═════ Passage shown
ENVIRONMENTAL, SOCIAL, GOVERNANCE + RESILIENCE (ESG+R)
Granite completed its fifth annual GRESB Real Estate Assessment in the third quarter of 2024. GRESB’s 2024 results were published in October 2024 and Granite ranked 1st out of 7 in the Northern America | Industrial | Listed | Tenant Controlled peer group. In 2024, Granite’s score decreased by 2 points (3%) compared to 2023 as a result of significant changes to the GRESB scoring methodology, but still maintained a 1st place ranking in its peer group and a 3-star rating. Granite completed the 2024 GRESB Public Disclosure Report and results are expected in the fourth quarter of 2024. The GRESB Public Disclosure Report evaluates the level of ESG disclosure by listed property companies and REITs. Granite continues to implement strategic initiatives to enhance its ESG+R Program into 2025 and beyond.
══════════
═════ Data entries
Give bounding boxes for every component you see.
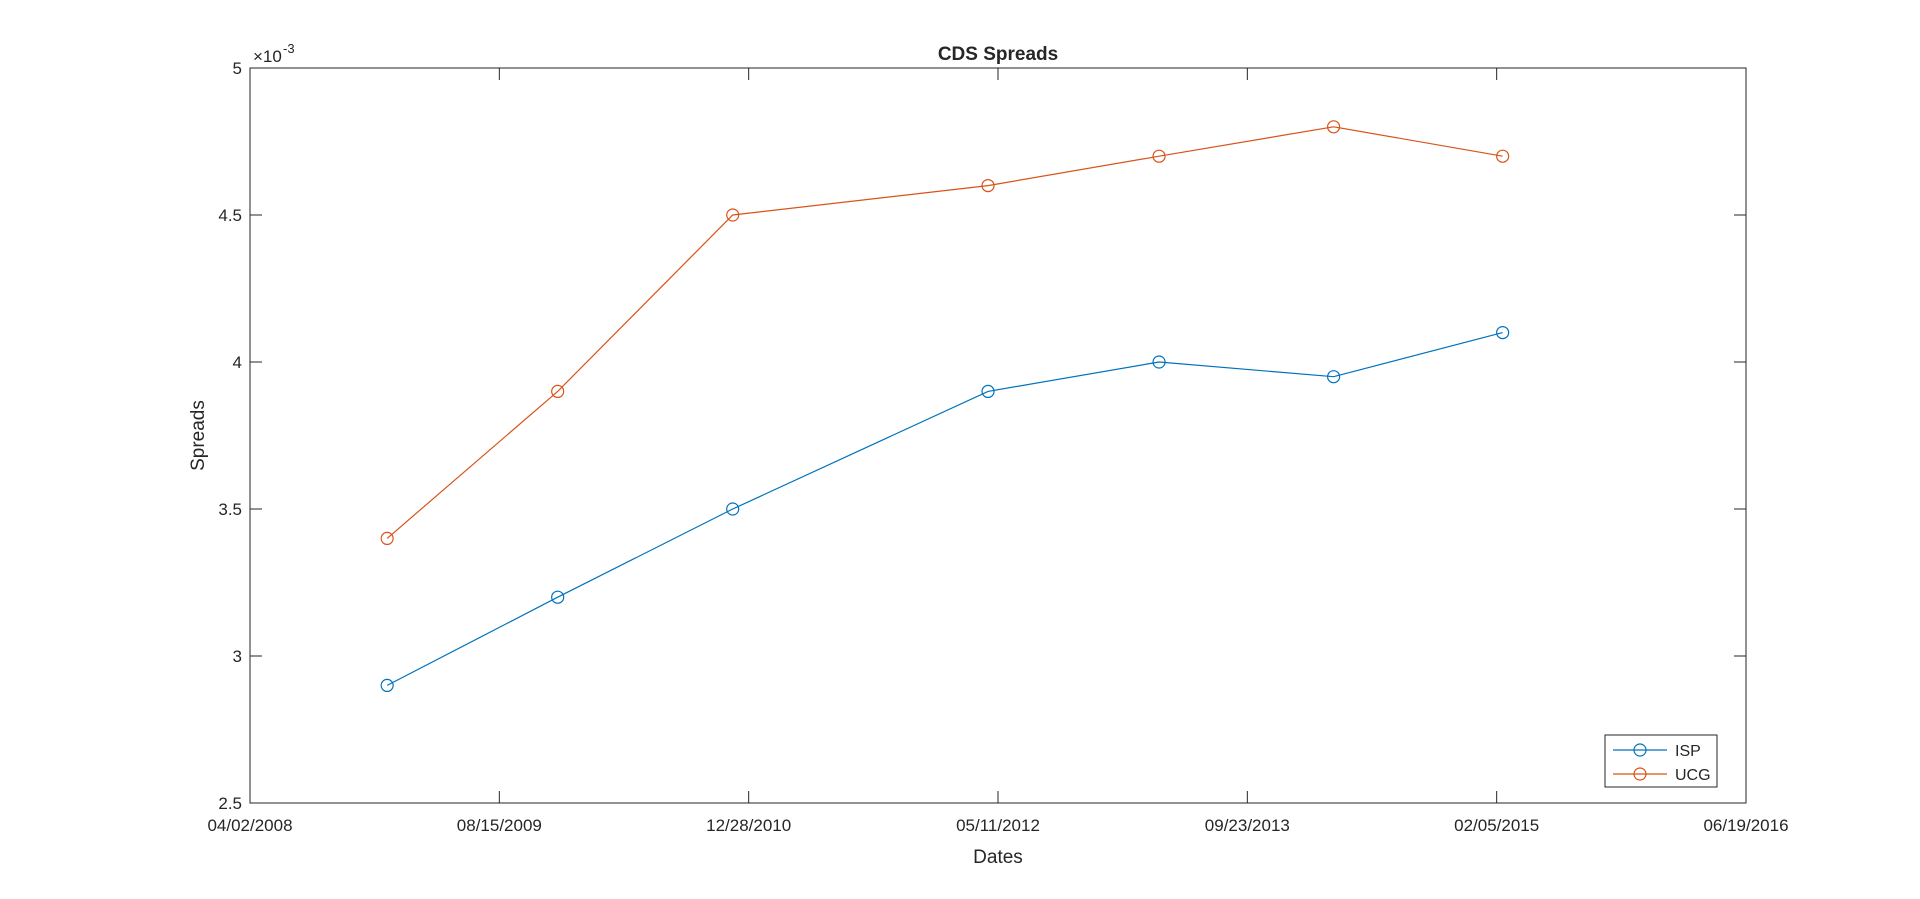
══════════
═════ Data entries
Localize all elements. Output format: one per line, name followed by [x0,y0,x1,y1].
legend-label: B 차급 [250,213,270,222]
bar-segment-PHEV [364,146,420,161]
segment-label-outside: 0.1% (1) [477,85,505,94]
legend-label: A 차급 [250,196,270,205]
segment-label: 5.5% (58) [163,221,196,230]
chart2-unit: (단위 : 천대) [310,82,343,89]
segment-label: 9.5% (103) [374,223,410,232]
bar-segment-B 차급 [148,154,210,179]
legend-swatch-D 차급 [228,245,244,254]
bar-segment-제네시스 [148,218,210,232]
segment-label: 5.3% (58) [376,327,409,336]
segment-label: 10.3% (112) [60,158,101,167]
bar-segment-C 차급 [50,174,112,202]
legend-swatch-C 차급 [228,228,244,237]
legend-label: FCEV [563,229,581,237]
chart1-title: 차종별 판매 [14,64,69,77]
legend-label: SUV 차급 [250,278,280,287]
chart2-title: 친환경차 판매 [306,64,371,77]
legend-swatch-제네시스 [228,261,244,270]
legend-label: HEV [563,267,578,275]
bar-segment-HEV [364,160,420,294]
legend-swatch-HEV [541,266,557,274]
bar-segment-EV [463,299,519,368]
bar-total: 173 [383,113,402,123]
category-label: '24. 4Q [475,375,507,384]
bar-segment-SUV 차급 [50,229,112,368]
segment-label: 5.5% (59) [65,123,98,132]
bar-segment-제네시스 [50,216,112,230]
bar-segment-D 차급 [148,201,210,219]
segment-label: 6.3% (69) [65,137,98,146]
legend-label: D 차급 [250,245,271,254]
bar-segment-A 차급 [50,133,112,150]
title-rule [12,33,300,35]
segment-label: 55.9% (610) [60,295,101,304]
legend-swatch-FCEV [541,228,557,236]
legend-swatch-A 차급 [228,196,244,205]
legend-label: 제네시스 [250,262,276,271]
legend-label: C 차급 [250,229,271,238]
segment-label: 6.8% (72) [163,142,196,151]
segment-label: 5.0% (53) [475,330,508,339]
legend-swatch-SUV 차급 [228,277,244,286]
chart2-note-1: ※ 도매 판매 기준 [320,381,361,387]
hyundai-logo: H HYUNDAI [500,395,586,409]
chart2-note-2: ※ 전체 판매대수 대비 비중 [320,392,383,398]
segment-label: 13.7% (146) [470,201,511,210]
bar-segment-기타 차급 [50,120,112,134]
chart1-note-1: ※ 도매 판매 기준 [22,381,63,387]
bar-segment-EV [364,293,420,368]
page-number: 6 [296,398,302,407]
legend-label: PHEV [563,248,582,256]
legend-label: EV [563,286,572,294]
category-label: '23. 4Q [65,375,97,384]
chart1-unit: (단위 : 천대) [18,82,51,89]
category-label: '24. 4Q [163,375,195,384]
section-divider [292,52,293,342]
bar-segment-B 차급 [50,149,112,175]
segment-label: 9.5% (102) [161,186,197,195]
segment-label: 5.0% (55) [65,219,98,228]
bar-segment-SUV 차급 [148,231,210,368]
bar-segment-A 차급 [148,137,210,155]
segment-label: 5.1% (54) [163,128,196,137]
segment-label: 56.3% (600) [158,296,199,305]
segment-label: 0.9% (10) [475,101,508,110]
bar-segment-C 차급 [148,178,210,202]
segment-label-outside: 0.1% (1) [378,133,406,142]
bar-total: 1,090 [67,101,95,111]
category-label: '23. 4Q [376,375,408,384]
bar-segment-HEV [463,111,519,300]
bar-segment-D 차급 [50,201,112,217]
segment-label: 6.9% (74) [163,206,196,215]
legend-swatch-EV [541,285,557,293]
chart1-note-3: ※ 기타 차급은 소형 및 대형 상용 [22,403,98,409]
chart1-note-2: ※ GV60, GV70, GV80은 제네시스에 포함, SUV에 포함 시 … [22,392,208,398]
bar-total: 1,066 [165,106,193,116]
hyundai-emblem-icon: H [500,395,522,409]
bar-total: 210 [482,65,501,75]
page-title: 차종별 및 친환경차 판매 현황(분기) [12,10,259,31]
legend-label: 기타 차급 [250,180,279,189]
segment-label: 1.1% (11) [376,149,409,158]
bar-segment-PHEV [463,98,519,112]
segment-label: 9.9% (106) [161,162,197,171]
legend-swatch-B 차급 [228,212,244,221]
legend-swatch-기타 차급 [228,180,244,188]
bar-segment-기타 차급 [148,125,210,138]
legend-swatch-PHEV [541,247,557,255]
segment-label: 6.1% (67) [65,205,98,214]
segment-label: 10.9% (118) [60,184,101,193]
══════════
Short task: Reproduce the GRESB passage word for word, from "ENVIRONMENTAL, SOCIAL, GOVERNANCE" up to and including "2025 and beyond.". The lines come from a separate source, not from the text.

Solved problem:
ENVIRONMENTAL, SOCIAL, GOVERNANCE + RESILIENCE (ESG+R)
Granite completed its fifth annual GRESB Real Estate Assessment in the third quarter of 2024. GRESB’s 2024 results were published in October 2024 and Granite ranked 1st out of 7 in the Northern America | Industrial | Listed | Tenant Controlled peer group. In 2024, Granite’s score decreased by 2 points (3%) compared to 2023 as a result of significant changes to the GRESB scoring methodology, but still maintained a 1st place ranking in its peer group and a 3-star rating. Granite completed the 2024 GRESB Public Disclosure Report and results are expected in the fourth quarter of 2024. The GRESB Public Disclosure Report evaluates the level of ESG disclosure by listed property companies and REITs. Granite continues to implement strategic initiatives to enhance its ESG+R Program into 2025 and beyond.